Brief>
Word for word, transcribe the lines below and drop the pictures.

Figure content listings
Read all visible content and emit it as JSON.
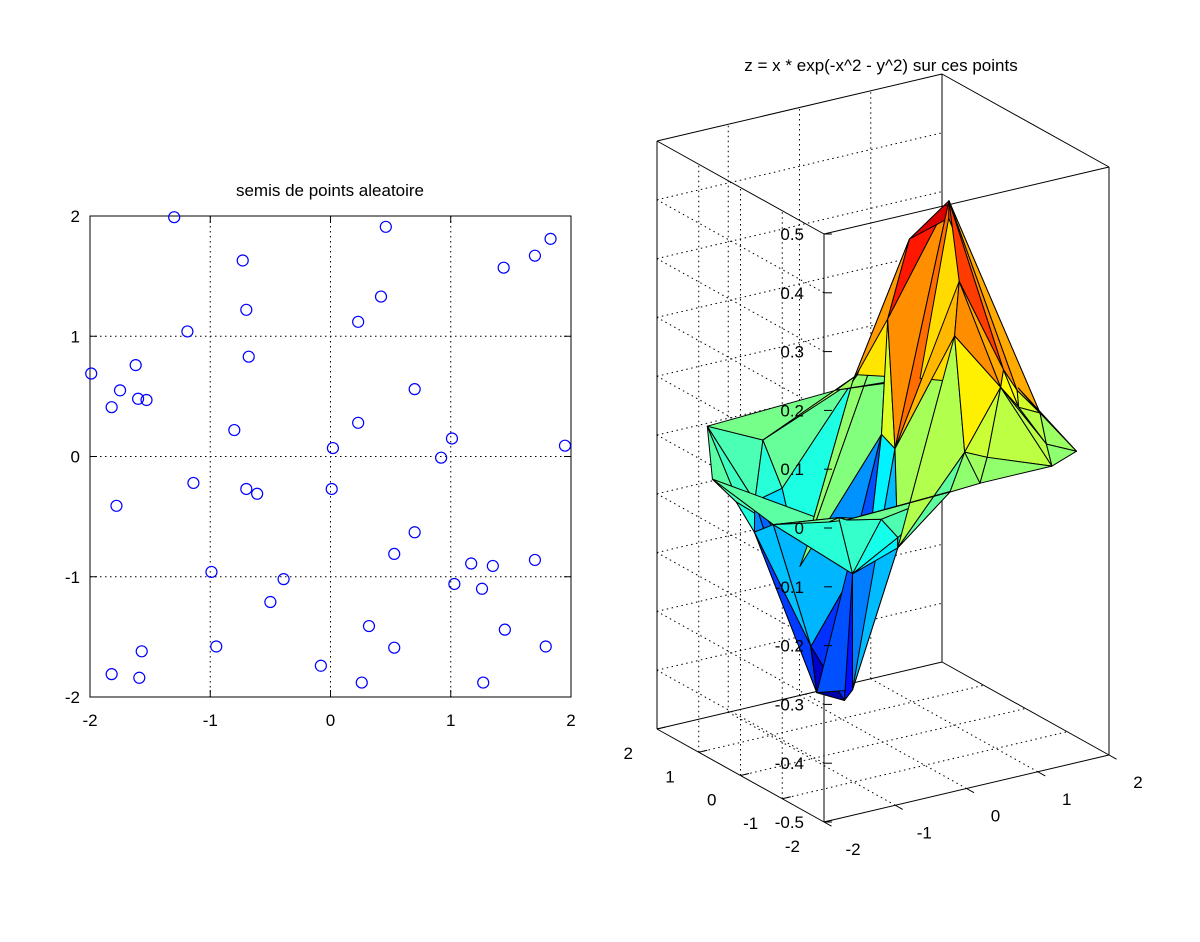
{
  "figure": {
    "background": "#ffffff",
    "marker_color": "#0000ff",
    "edge_color": "#000000"
  },
  "chart_data": [
    {
      "type": "scatter",
      "title": "semis de points aleatoire",
      "xlabel": "",
      "ylabel": "",
      "xlim": [
        -2,
        2
      ],
      "ylim": [
        -2,
        2
      ],
      "xticks": [
        "-2",
        "-1",
        "0",
        "1",
        "2"
      ],
      "yticks": [
        "2",
        "1",
        "0",
        "-1",
        "-2"
      ],
      "grid": true,
      "marker": "open-circle",
      "color": "#0000ff",
      "points": [
        {
          "x": -1.3,
          "y": 1.99
        },
        {
          "x": 0.46,
          "y": 1.91
        },
        {
          "x": 1.83,
          "y": 1.81
        },
        {
          "x": 1.7,
          "y": 1.67
        },
        {
          "x": 1.44,
          "y": 1.57
        },
        {
          "x": -0.73,
          "y": 1.63
        },
        {
          "x": 0.42,
          "y": 1.33
        },
        {
          "x": -0.7,
          "y": 1.22
        },
        {
          "x": 0.23,
          "y": 1.12
        },
        {
          "x": -1.19,
          "y": 1.04
        },
        {
          "x": -0.68,
          "y": 0.83
        },
        {
          "x": -1.62,
          "y": 0.76
        },
        {
          "x": -1.99,
          "y": 0.69
        },
        {
          "x": -1.75,
          "y": 0.55
        },
        {
          "x": 0.7,
          "y": 0.56
        },
        {
          "x": -1.6,
          "y": 0.48
        },
        {
          "x": -1.53,
          "y": 0.47
        },
        {
          "x": -1.82,
          "y": 0.41
        },
        {
          "x": 0.23,
          "y": 0.28
        },
        {
          "x": -0.8,
          "y": 0.22
        },
        {
          "x": 1.01,
          "y": 0.15
        },
        {
          "x": 1.95,
          "y": 0.09
        },
        {
          "x": 0.02,
          "y": 0.07
        },
        {
          "x": 0.92,
          "y": -0.01
        },
        {
          "x": -1.14,
          "y": -0.22
        },
        {
          "x": -0.7,
          "y": -0.27
        },
        {
          "x": 0.01,
          "y": -0.27
        },
        {
          "x": -0.61,
          "y": -0.31
        },
        {
          "x": -1.78,
          "y": -0.41
        },
        {
          "x": 0.7,
          "y": -0.63
        },
        {
          "x": 0.53,
          "y": -0.81
        },
        {
          "x": 1.17,
          "y": -0.89
        },
        {
          "x": 1.35,
          "y": -0.91
        },
        {
          "x": 1.7,
          "y": -0.86
        },
        {
          "x": -0.99,
          "y": -0.96
        },
        {
          "x": -0.39,
          "y": -1.02
        },
        {
          "x": 1.03,
          "y": -1.06
        },
        {
          "x": 1.26,
          "y": -1.1
        },
        {
          "x": -0.5,
          "y": -1.21
        },
        {
          "x": 0.32,
          "y": -1.41
        },
        {
          "x": 1.45,
          "y": -1.44
        },
        {
          "x": -0.95,
          "y": -1.58
        },
        {
          "x": 0.53,
          "y": -1.59
        },
        {
          "x": 1.79,
          "y": -1.58
        },
        {
          "x": -1.57,
          "y": -1.62
        },
        {
          "x": -0.08,
          "y": -1.74
        },
        {
          "x": -1.82,
          "y": -1.81
        },
        {
          "x": -1.59,
          "y": -1.84
        },
        {
          "x": 0.26,
          "y": -1.88
        },
        {
          "x": 1.27,
          "y": -1.88
        }
      ]
    },
    {
      "type": "surface",
      "title": "z = x * exp(-x^2 - y^2)   sur ces points",
      "xlabel": "",
      "ylabel": "",
      "zlabel": "",
      "xlim": [
        -2,
        2
      ],
      "ylim": [
        -2,
        2
      ],
      "zlim": [
        -0.5,
        0.5
      ],
      "xticks": [
        "-2",
        "-1",
        "0",
        "1",
        "2"
      ],
      "yticks": [
        "-2",
        "-1",
        "0",
        "1",
        "2"
      ],
      "zticks": [
        "0.5",
        "0.4",
        "0.3",
        "0.2",
        "0.1",
        "0",
        "-0.1",
        "-0.2",
        "-0.3",
        "-0.4",
        "-0.5"
      ],
      "grid": true,
      "colormap": "jet",
      "function": "z = x * exp(-x^2 - y^2)"
    }
  ]
}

Answer to this exercise>
Read all visible content and emit it as JSON.
{
  "figure": {
    "background": "#ffffff",
    "marker_color": "#0000ff",
    "edge_color": "#000000"
  },
  "chart_data": [
    {
      "type": "scatter",
      "title": "semis de points aleatoire",
      "xlabel": "",
      "ylabel": "",
      "xlim": [
        -2,
        2
      ],
      "ylim": [
        -2,
        2
      ],
      "xticks": [
        "-2",
        "-1",
        "0",
        "1",
        "2"
      ],
      "yticks": [
        "2",
        "1",
        "0",
        "-1",
        "-2"
      ],
      "grid": true,
      "marker": "open-circle",
      "color": "#0000ff",
      "points": [
        {
          "x": -1.3,
          "y": 1.99
        },
        {
          "x": 0.46,
          "y": 1.91
        },
        {
          "x": 1.83,
          "y": 1.81
        },
        {
          "x": 1.7,
          "y": 1.67
        },
        {
          "x": 1.44,
          "y": 1.57
        },
        {
          "x": -0.73,
          "y": 1.63
        },
        {
          "x": 0.42,
          "y": 1.33
        },
        {
          "x": -0.7,
          "y": 1.22
        },
        {
          "x": 0.23,
          "y": 1.12
        },
        {
          "x": -1.19,
          "y": 1.04
        },
        {
          "x": -0.68,
          "y": 0.83
        },
        {
          "x": -1.62,
          "y": 0.76
        },
        {
          "x": -1.99,
          "y": 0.69
        },
        {
          "x": -1.75,
          "y": 0.55
        },
        {
          "x": 0.7,
          "y": 0.56
        },
        {
          "x": -1.6,
          "y": 0.48
        },
        {
          "x": -1.53,
          "y": 0.47
        },
        {
          "x": -1.82,
          "y": 0.41
        },
        {
          "x": 0.23,
          "y": 0.28
        },
        {
          "x": -0.8,
          "y": 0.22
        },
        {
          "x": 1.01,
          "y": 0.15
        },
        {
          "x": 1.95,
          "y": 0.09
        },
        {
          "x": 0.02,
          "y": 0.07
        },
        {
          "x": 0.92,
          "y": -0.01
        },
        {
          "x": -1.14,
          "y": -0.22
        },
        {
          "x": -0.7,
          "y": -0.27
        },
        {
          "x": 0.01,
          "y": -0.27
        },
        {
          "x": -0.61,
          "y": -0.31
        },
        {
          "x": -1.78,
          "y": -0.41
        },
        {
          "x": 0.7,
          "y": -0.63
        },
        {
          "x": 0.53,
          "y": -0.81
        },
        {
          "x": 1.17,
          "y": -0.89
        },
        {
          "x": 1.35,
          "y": -0.91
        },
        {
          "x": 1.7,
          "y": -0.86
        },
        {
          "x": -0.99,
          "y": -0.96
        },
        {
          "x": -0.39,
          "y": -1.02
        },
        {
          "x": 1.03,
          "y": -1.06
        },
        {
          "x": 1.26,
          "y": -1.1
        },
        {
          "x": -0.5,
          "y": -1.21
        },
        {
          "x": 0.32,
          "y": -1.41
        },
        {
          "x": 1.45,
          "y": -1.44
        },
        {
          "x": -0.95,
          "y": -1.58
        },
        {
          "x": 0.53,
          "y": -1.59
        },
        {
          "x": 1.79,
          "y": -1.58
        },
        {
          "x": -1.57,
          "y": -1.62
        },
        {
          "x": -0.08,
          "y": -1.74
        },
        {
          "x": -1.82,
          "y": -1.81
        },
        {
          "x": -1.59,
          "y": -1.84
        },
        {
          "x": 0.26,
          "y": -1.88
        },
        {
          "x": 1.27,
          "y": -1.88
        }
      ]
    },
    {
      "type": "surface",
      "title": "z = x * exp(-x^2 - y^2)   sur ces points",
      "xlabel": "",
      "ylabel": "",
      "zlabel": "",
      "xlim": [
        -2,
        2
      ],
      "ylim": [
        -2,
        2
      ],
      "zlim": [
        -0.5,
        0.5
      ],
      "xticks": [
        "-2",
        "-1",
        "0",
        "1",
        "2"
      ],
      "yticks": [
        "-2",
        "-1",
        "0",
        "1",
        "2"
      ],
      "zticks": [
        "0.5",
        "0.4",
        "0.3",
        "0.2",
        "0.1",
        "0",
        "-0.1",
        "-0.2",
        "-0.3",
        "-0.4",
        "-0.5"
      ],
      "grid": true,
      "colormap": "jet",
      "function": "z = x * exp(-x^2 - y^2)"
    }
  ]
}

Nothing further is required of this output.